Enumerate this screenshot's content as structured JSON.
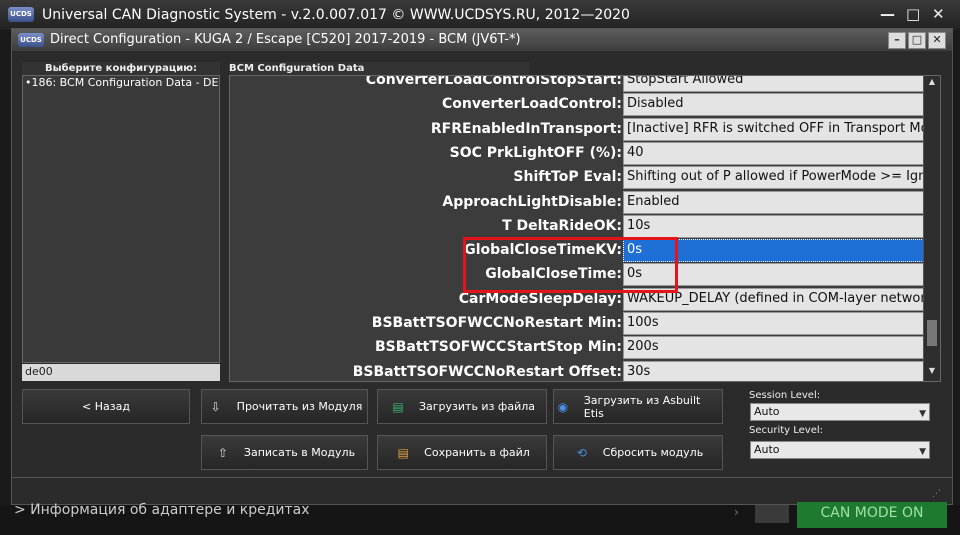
{
  "app": {
    "title": "Universal CAN Diagnostic System  -  v.2.0.007.017 © WWW.UCDSYS.RU, 2012—2020",
    "logo_text": "UCDS",
    "controls": [
      "—",
      "□",
      "✕"
    ]
  },
  "dialog": {
    "title": "Direct Configuration - KUGA 2 / Escape [C520] 2017-2019 - BCM (JV6T-*)",
    "logo_text": "UCDS",
    "controls": [
      "–",
      "□",
      "✕"
    ]
  },
  "left_panel": {
    "header": "Выберите конфигурацию:",
    "items": [
      "•186: BCM Configuration Data - DE"
    ],
    "filter_value": "de00"
  },
  "config": {
    "header": "BCM Configuration Data",
    "rows": [
      {
        "label": "ConverterLoadControlStopStart:",
        "value": "StopStart Allowed"
      },
      {
        "label": "ConverterLoadControl:",
        "value": "Disabled"
      },
      {
        "label": "RFREnabledInTransport:",
        "value": "[Inactive] RFR is switched OFF in Transport Mode"
      },
      {
        "label": "SOC PrkLightOFF (%):",
        "value": "40"
      },
      {
        "label": "ShiftToP Eval:",
        "value": "Shifting out of P allowed if PowerMode >= Ignition"
      },
      {
        "label": "ApproachLightDisable:",
        "value": "Enabled"
      },
      {
        "label": "T DeltaRideOK:",
        "value": "10s"
      },
      {
        "label": "GlobalCloseTimeKV:",
        "value": "0s"
      },
      {
        "label": "GlobalCloseTime:",
        "value": "0s"
      },
      {
        "label": "CarModeSleepDelay:",
        "value": "WAKEUP_DELAY (defined in COM-layer network)"
      },
      {
        "label": "BSBattTSOFWCCNoRestart Min:",
        "value": "100s"
      },
      {
        "label": "BSBattTSOFWCCStartStop Min:",
        "value": "200s"
      },
      {
        "label": "BSBattTSOFWCCNoRestart Offset:",
        "value": "30s"
      }
    ],
    "selected_index": 7,
    "highlight_color": "#e5141c"
  },
  "buttons": {
    "back": "< Назад",
    "read_module": "Прочитать из Модуля",
    "write_module": "Записать в Модуль",
    "load_file": "Загрузить из файла",
    "save_file": "Сохранить в файл",
    "load_asbuilt": "Загрузить из Asbuilt Etis",
    "reset_module": "Сбросить модуль"
  },
  "session": {
    "session_label": "Session Level:",
    "session_value": "Auto",
    "security_label": "Security Level:",
    "security_value": "Auto"
  },
  "bottom": {
    "info_text": "> Информация об адаптере и кредитах",
    "can_mode": "CAN MODE ON",
    "can_color": "#1e7a2e"
  }
}
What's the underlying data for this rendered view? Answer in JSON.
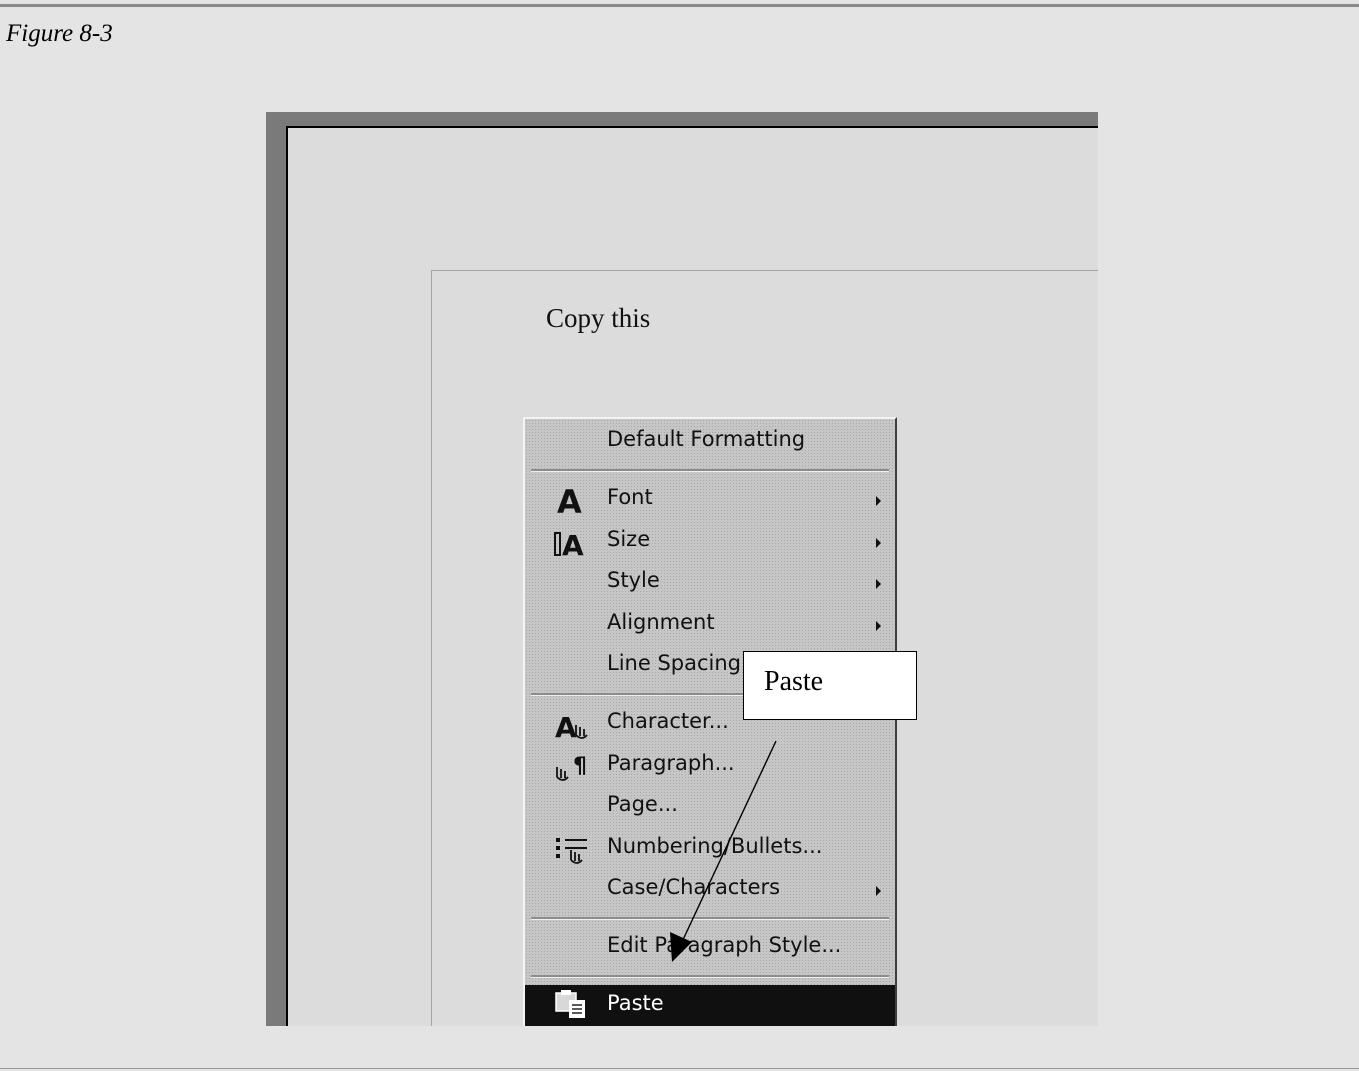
{
  "caption": "Figure 8-3",
  "document": {
    "text": "Copy this"
  },
  "context_menu": {
    "items": [
      {
        "label": "Default Formatting",
        "mnemonic": "D",
        "submenu": false,
        "icon": ""
      },
      {
        "label": "Font",
        "mnemonic": "F",
        "submenu": true,
        "icon": "font-icon"
      },
      {
        "label": "Size",
        "mnemonic": "S",
        "submenu": true,
        "icon": "font-size-icon"
      },
      {
        "label": "Style",
        "mnemonic": "y",
        "submenu": true,
        "icon": ""
      },
      {
        "label": "Alignment",
        "mnemonic": "i",
        "submenu": true,
        "icon": ""
      },
      {
        "label": "Line Spacing",
        "mnemonic": "i",
        "submenu": true,
        "icon": ""
      },
      {
        "label": "Character...",
        "mnemonic": "h",
        "submenu": false,
        "icon": "character-icon"
      },
      {
        "label": "Paragraph...",
        "mnemonic": "a",
        "submenu": false,
        "icon": "paragraph-icon"
      },
      {
        "label": "Page...",
        "mnemonic": "g",
        "submenu": false,
        "icon": ""
      },
      {
        "label": "Numbering/Bullets...",
        "mnemonic": "N",
        "submenu": false,
        "icon": "numbering-bullets-icon"
      },
      {
        "label": "Case/Characters",
        "mnemonic": "r",
        "submenu": true,
        "icon": ""
      },
      {
        "label": "Edit Paragraph Style...",
        "mnemonic": "E",
        "submenu": false,
        "icon": ""
      },
      {
        "label": "Paste",
        "mnemonic": "P",
        "submenu": false,
        "icon": "paste-icon",
        "highlighted": true
      }
    ]
  },
  "callout": {
    "text": "Paste"
  },
  "colors": {
    "menu_background": "#c6c6c6",
    "highlight": "#101010",
    "highlight_text": "#ffffff",
    "page_background": "#e4e4e4"
  }
}
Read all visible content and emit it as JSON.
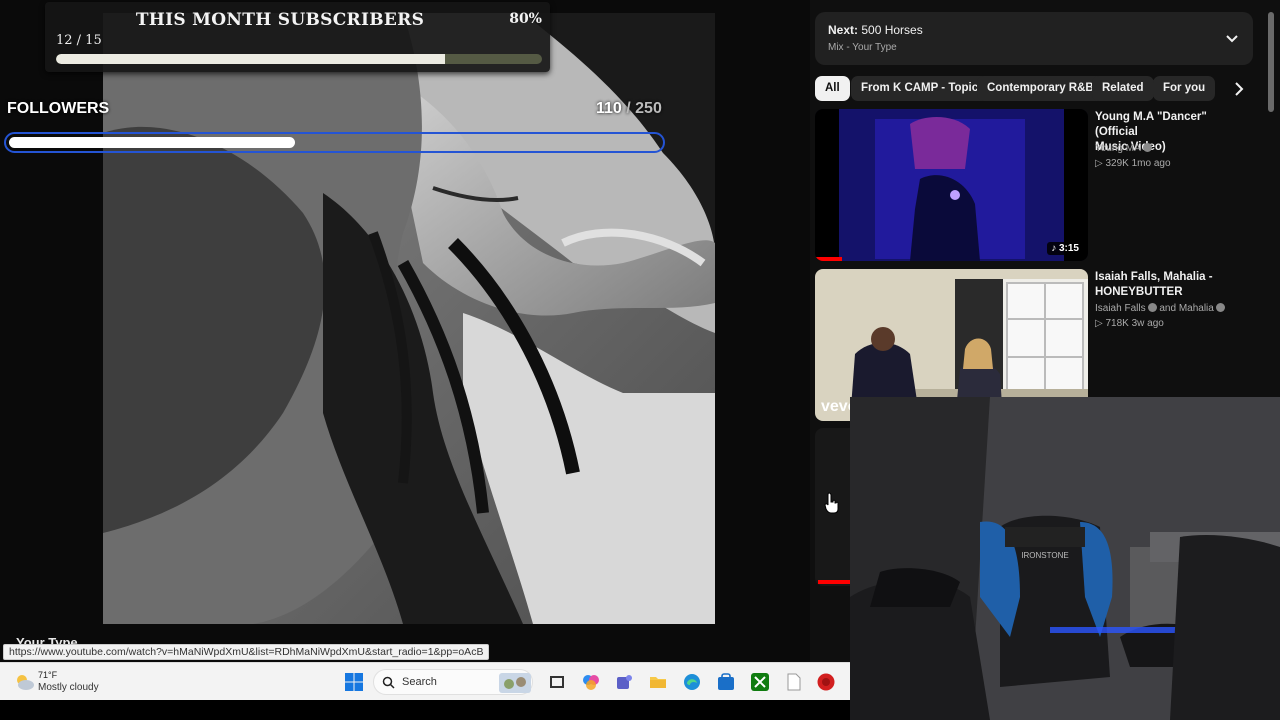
{
  "player": {
    "under_title": "Your Type",
    "status_url": "https://www.youtube.com/watch?v=hMaNiWpdXmU&list=RDhMaNiWpdXmU&start_radio=1&pp=oAcB"
  },
  "subscribers_overlay": {
    "title": "THIS MONTH SUBSCRIBERS",
    "count": "12 / 15",
    "percent": "80%",
    "progress": 0.8
  },
  "followers_overlay": {
    "label": "FOLLOWERS",
    "current": "110",
    "separator": " / ",
    "goal": "250",
    "progress": 0.44
  },
  "up_next": {
    "label_bold": "Next:",
    "title": "500 Horses",
    "subtitle": "Mix - Your Type"
  },
  "chips": [
    "All",
    "From K CAMP - Topic",
    "Contemporary R&B",
    "Related",
    "For you"
  ],
  "videos": [
    {
      "title_line1": "Young M.A \"Dancer\" (Official",
      "title_line2": "Music Video)",
      "channel": "Young MA",
      "meta": "▷ 329K  1mo ago",
      "duration": "♪ 3:15",
      "watched": 0.1
    },
    {
      "title_line1": "Isaiah Falls, Mahalia -",
      "title_line2": "HONEYBUTTER",
      "channel": "Isaiah Falls",
      "channel_extra": "and Mahalia",
      "meta": "▷ 718K  3w ago",
      "badge": "vevo"
    }
  ],
  "taskbar": {
    "temperature": "71°F",
    "weather": "Mostly cloudy",
    "search_placeholder": "Search"
  },
  "colors": {
    "accent_blue": "#2454d4",
    "youtube_red": "#ff0000",
    "sub_bar_track": "#555a44",
    "sub_bar_fill": "#ecebe2"
  }
}
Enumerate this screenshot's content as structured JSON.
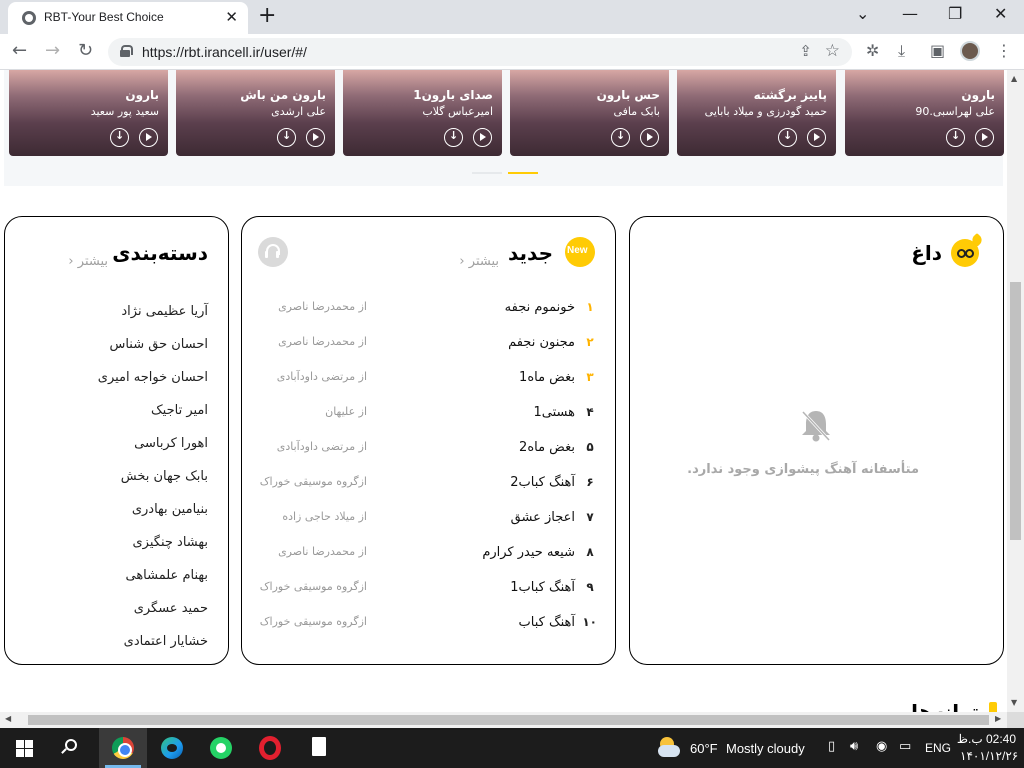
{
  "browser": {
    "tab_title": "RBT-Your Best Choice",
    "tab_close": "✕",
    "new_tab": "+",
    "url": "https://rbt.irancell.ir/user/#/",
    "window": {
      "dropdown": "⌄",
      "minimize": "—",
      "restore": "❐",
      "close": "✕"
    },
    "nav": {
      "back": "←",
      "forward": "→",
      "reload": "↻"
    },
    "icons": {
      "share": "⇪",
      "star": "☆",
      "extensions": "✲",
      "download": "⤓",
      "sidepanel": "▣",
      "menu": "⋮"
    }
  },
  "carousel": {
    "cards": [
      {
        "song": "بارون",
        "artist": "علی لهراسبی.90"
      },
      {
        "song": "پاییز برگشته",
        "artist": "حمید گودرزی و میلاد بابایی"
      },
      {
        "song": "حس بارون",
        "artist": "بابک مافی"
      },
      {
        "song": "صدای بارون1",
        "artist": "امیرعباس گلاب"
      },
      {
        "song": "بارون من باش",
        "artist": "علی ارشدی"
      },
      {
        "song": "بارون",
        "artist": "سعید پور سعید"
      }
    ],
    "active_dot_color": "#ffcb05",
    "inactive_dot_color": "#e6e9ec"
  },
  "daagh": {
    "title": "داغ",
    "empty_message": "متأسفانه آهنگ پیشوازی وجود ندارد."
  },
  "jadid": {
    "title": "جدید",
    "more": "بیشتر",
    "badge": "New",
    "items": [
      {
        "num": "۱",
        "song": "خونموم نجفه",
        "by": "از محمدرضا ناصری"
      },
      {
        "num": "۲",
        "song": "مجنون نجفم",
        "by": "از محمدرضا ناصری"
      },
      {
        "num": "۳",
        "song": "بغض ماه1",
        "by": "از مرتضی داودآبادی"
      },
      {
        "num": "۴",
        "song": "هستی1",
        "by": "از علیهان"
      },
      {
        "num": "۵",
        "song": "بغض ماه2",
        "by": "از مرتضی داودآبادی"
      },
      {
        "num": "۶",
        "song": "آهنگ کباب2",
        "by": "ازگروه موسیقی خوراک"
      },
      {
        "num": "۷",
        "song": "اعجاز عشق",
        "by": "از میلاد حاجی زاده"
      },
      {
        "num": "۸",
        "song": "شیعه حیدر کرارم",
        "by": "از محمدرضا ناصری"
      },
      {
        "num": "۹",
        "song": "آهنگ کباب1",
        "by": "ازگروه موسیقی خوراک"
      },
      {
        "num": "۱۰",
        "song": "آهنگ کباب",
        "by": "ازگروه موسیقی خوراک"
      }
    ]
  },
  "categories": {
    "title": "دسته‌بندی",
    "more": "بیشتر",
    "items": [
      "آریا عظیمی نژاد",
      "احسان حق شناس",
      "احسان خواجه امیری",
      "امیر تاجیک",
      "اهورا کرباسی",
      "بابک جهان بخش",
      "بنیامین بهادری",
      "بهشاد چنگیزی",
      "بهنام علمشاهی",
      "حمید عسگری",
      "خشایار اعتمادی"
    ]
  },
  "next_section_heading": "ترانه‌ها",
  "taskbar": {
    "weather_temp": "60°F",
    "weather_desc": "Mostly cloudy",
    "lang": "ENG",
    "time": "02:40 ب.ظ",
    "date": "۱۴۰۱/۱۲/۲۶"
  },
  "colors": {
    "accent": "#ffcb05",
    "text": "#000000",
    "muted": "#a0a0a0"
  }
}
◆ ◆ ◆
* _Short task_:
Select the lines in this material that hold the word "Configuration", leaving none out.

* _Output of the exercise_:
    "title": "Direct Configuration - KUGA 2 / Escape [C520] 2017-2019 - BCM (JV6T-*)",
      "•186: BCM Configuration Data - DE"
    "header": "BCM Configuration Data",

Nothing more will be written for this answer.